Text provided:

The Hard Lunch Bunch
Thomas R. Spencer, Jr., sighs gently into the phone and tries again to explain what his group, the Association of Former Intelligence Officers (AFIO), actually does. "We're about educating the public about what the intelligence community does and doesn't do," he says. Yes, I grant, but what you mainly do is tell war stories and scarf down bland, rubbery chicken lunches in stuffy banquet rooms at downtown hotels, right? "We're a serious organization," he counters. Like a Rotary Club for old spooks? Finally he gives in. "You're welcome to come to the next lunch," he offers, adding slyly, "We'd be happy to blindfold you and take you for a ride."
Miami truly is a subtropical Casablanca, with a colorful, sordid history dating almost to its swampy beginnings. It has served as Washington outpost for both overt and covert Latin American policies, from the Spanish-American War to the Bay of Pigs to Iran-Contra, and as haven to the exiled and ousted from the regimes of Latin America and the Caribbean. It's also a great place to hide, whether you are a retired spook, aging mobster, deposed general, or 9/11 terrorist. In short, this is a town whose denizens breathe intrigue in with the humid air.
Given this background, I'm picturing the AFIO as a bunch of grizzled old guys in battered flak jackets debating the finer points of jungle missions over cigars and Scotch in a dark corner of some rifle range. But no such luck. At the appointed hour, a contingent of about 30 well-dressed people assembles in a corner dining room of the Banker's Club, on the fourteenth floor of One Biscayne Tower. Queuing obediently in front of a buffet spread of fancy cold cuts, pasta salad, and chocolate cake, the mostly male, mostly middle-age crowd resembles any other crowd of bankers, lawyers, or real estate agents gorging itself on mediocre fare all over Miami. Many of them, in fact, are lawyers, bankers, or real estate agents. There are also a couple of judges, a car dealer, one or two accountants, and a fair number of consultants who deal in business and personal security. But one or two careers ago, most of them were working for the CIA, Defense Intelligence Agency (DIA), National Security Agency (NSA), and other intelligence outfits with inscrutable acronyms. Spencer (a prominent local attorney who represented Iran-contra figure Maj. Gen. Richard Secord in the Eighties and was part of the Bush legal team during the 2000 presidential recount mess) begins by leading the Pledge of Allegiance. He then turns the floor over to Fred Rustmann, a former CIA man with a book to sell about using secret agent techniques to counter economic espionage.
At one table near the front of the room, a blond, middle-age woman who currently works for the school district recalls fondly her years spent in and out of the Nicaraguan jungles in the Iran-contra Eighties, generating information others could use to counter, as she puts it, "the propaganda line the mainstream media had swallowed from the Sandinistas." Comandanta Leona, I'll call her, doesn't want to go into the details, but mentions she still enjoys rappelling off ten-story buildings. "Not bad for a 57-year-old bag, eh?" she jokes, casting a look at a couple of former Green Berets tunneling through the pasta salad on their plates.

Stored rows:
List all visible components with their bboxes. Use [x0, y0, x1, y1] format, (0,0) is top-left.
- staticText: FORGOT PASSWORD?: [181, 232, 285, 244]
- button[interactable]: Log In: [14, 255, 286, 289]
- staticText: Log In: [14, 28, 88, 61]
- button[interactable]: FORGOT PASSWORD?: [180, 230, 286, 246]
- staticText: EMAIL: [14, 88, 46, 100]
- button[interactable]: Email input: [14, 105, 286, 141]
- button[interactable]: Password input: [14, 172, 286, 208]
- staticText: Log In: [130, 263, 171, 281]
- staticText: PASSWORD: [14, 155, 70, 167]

Work instructions:
Rewrite the passage of the article on the former intelligence officers' lunch between "Miami truly is" and "the humid air.", inclusive, with "humid air" updated to "salty air".

Solution to this problem:
Miami truly is a subtropical Casablanca, with a colorful, sordid history dating almost to its swampy beginnings. It has served as Washington outpost for both overt and covert Latin American policies, from the Spanish-American War to the Bay of Pigs to Iran-Contra, and as haven to the exiled and ousted from the regimes of Latin America and the Caribbean. It's also a great place to hide, whether you are a retired spook, aging mobster, deposed general, or 9/11 terrorist. In short, this is a town whose denizens breathe intrigue in with the salty air.